• _Exercise instructions_:
Lay out every line of the entries below as a Markdown table with the columns Row and Entry line, numbering the rows in order and skipping any blank lines.

• _Records shown_:
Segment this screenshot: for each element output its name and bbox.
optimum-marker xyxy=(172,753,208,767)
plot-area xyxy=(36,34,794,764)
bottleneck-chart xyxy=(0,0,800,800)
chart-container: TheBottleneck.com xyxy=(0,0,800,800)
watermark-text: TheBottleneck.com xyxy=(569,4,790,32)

• _Exercise output_:
| Row | Entry line |
|---|---|
| 1 | Segment this screenshot: for each element output its name and bbox. |
| 2 | optimum-marker xyxy=(172,753,208,767) |
| 3 | plot-area xyxy=(36,34,794,764) |
| 4 | bottleneck-chart xyxy=(0,0,800,800) |
| 5 | chart-container: TheBottleneck.com xyxy=(0,0,800,800) |
| 6 | watermark-text: TheBottleneck.com xyxy=(569,4,790,32) |